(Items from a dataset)
▼▼▼

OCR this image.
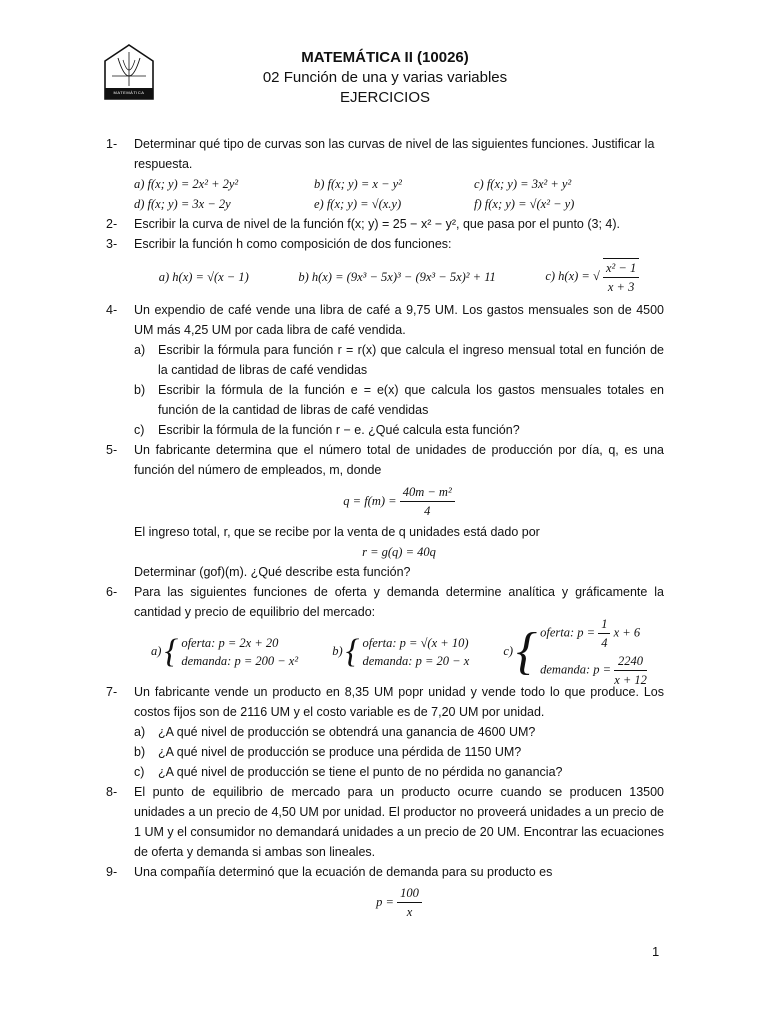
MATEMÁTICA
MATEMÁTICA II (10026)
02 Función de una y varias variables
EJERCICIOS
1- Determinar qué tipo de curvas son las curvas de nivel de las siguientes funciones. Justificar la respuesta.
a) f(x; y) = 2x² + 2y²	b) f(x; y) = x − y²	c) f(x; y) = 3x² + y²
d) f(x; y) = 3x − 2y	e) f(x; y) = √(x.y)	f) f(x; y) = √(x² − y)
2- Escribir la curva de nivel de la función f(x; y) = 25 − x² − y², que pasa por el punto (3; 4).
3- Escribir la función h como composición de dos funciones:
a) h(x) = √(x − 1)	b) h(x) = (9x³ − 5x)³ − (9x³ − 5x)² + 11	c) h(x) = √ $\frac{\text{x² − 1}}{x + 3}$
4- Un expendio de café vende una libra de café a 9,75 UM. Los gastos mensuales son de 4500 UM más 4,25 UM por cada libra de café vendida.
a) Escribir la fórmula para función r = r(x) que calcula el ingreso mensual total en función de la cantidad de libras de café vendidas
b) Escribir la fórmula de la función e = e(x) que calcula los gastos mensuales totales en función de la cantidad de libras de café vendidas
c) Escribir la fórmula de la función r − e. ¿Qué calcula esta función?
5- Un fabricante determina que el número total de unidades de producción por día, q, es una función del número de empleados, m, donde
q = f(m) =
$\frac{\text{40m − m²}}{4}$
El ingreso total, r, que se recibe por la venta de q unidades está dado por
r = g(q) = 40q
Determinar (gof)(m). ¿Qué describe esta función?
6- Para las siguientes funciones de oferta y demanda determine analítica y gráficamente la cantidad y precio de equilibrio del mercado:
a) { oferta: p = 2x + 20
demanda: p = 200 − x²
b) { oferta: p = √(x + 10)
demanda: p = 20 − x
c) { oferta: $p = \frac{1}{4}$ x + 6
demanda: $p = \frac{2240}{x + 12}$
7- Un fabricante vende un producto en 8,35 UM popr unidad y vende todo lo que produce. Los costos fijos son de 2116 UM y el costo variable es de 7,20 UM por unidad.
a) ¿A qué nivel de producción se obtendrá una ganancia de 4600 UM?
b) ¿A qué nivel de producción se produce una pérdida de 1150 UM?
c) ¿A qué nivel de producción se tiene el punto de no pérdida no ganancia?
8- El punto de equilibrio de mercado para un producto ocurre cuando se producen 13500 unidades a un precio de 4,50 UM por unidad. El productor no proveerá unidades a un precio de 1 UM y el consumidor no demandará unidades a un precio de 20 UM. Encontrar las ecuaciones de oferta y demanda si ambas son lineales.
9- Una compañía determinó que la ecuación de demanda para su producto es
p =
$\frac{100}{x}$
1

▲▲▲
▼▼▼

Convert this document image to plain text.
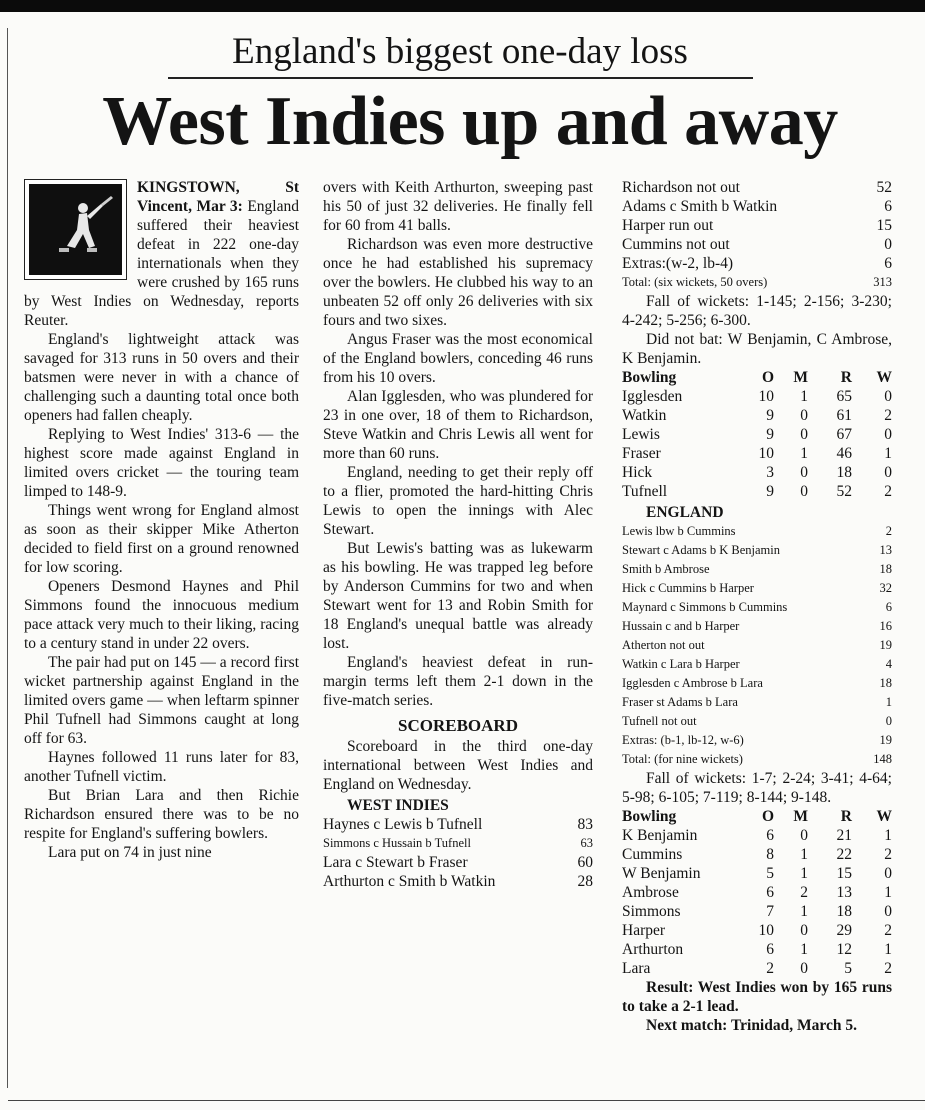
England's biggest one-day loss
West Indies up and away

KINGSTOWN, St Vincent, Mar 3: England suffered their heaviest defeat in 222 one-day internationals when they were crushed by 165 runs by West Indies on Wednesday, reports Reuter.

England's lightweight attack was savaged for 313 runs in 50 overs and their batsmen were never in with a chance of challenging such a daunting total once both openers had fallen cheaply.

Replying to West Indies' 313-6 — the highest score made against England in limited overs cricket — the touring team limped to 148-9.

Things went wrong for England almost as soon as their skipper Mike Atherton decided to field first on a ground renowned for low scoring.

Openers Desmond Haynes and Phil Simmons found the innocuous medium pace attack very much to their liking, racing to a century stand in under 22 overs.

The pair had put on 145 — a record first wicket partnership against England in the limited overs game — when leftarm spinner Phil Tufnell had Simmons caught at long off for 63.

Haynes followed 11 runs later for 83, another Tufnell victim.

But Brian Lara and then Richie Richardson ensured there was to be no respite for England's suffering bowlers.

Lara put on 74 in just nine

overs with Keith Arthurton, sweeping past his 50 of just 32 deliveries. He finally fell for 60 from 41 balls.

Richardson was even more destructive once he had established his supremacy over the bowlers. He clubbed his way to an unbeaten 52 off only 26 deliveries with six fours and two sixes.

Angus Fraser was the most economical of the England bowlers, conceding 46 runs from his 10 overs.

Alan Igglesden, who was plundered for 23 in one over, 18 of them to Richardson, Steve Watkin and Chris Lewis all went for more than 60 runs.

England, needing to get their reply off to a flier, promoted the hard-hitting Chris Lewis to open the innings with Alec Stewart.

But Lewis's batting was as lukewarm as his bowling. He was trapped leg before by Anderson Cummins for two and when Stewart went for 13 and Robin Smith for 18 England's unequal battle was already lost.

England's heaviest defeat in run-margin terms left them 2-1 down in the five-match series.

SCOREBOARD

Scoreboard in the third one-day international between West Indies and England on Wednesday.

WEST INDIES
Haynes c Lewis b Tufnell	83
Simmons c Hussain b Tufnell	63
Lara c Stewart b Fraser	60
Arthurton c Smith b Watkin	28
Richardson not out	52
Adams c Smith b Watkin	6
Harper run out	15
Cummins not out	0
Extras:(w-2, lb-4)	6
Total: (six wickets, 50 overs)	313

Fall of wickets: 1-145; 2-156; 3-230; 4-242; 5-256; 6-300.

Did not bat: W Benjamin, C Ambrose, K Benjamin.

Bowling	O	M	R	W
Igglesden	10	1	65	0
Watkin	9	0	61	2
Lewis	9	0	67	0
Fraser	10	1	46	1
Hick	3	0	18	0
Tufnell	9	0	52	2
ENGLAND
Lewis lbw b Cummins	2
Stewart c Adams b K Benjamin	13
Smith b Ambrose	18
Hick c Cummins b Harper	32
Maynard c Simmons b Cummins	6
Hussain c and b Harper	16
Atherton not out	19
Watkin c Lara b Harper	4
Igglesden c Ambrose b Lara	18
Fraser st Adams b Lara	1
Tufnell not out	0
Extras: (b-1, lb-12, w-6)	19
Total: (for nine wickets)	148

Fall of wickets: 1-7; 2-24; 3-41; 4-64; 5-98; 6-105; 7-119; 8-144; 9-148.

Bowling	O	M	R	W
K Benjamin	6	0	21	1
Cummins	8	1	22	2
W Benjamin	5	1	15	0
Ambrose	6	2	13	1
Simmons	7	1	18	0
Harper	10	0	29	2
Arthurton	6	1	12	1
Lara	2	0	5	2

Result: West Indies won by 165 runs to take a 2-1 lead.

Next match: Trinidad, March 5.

▲▲▲
▼▼▼

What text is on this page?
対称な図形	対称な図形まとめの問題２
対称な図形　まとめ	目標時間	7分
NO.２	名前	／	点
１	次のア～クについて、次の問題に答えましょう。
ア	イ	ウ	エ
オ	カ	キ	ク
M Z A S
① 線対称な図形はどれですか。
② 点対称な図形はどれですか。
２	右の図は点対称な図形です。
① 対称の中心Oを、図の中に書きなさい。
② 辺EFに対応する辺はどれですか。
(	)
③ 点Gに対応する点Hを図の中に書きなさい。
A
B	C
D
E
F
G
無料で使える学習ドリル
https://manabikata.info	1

▲▲▲

◆ Task requirements ◆
In the entries above, identify every line with the word "café". Copy those lines.

◆ Answer for the task ◆
4- Un expendio de café vende una libra de café a 9,75 UM. Los gastos mensuales son de 4500 UM más 4,25 UM por cada libra de café vendida.
a) Escribir la fórmula para función r = r(x) que calcula el ingreso mensual total en función de la cantidad de libras de café vendidas
b) Escribir la fórmula de la función e = e(x) que calcula los gastos mensuales totales en función de la cantidad de libras de café vendidas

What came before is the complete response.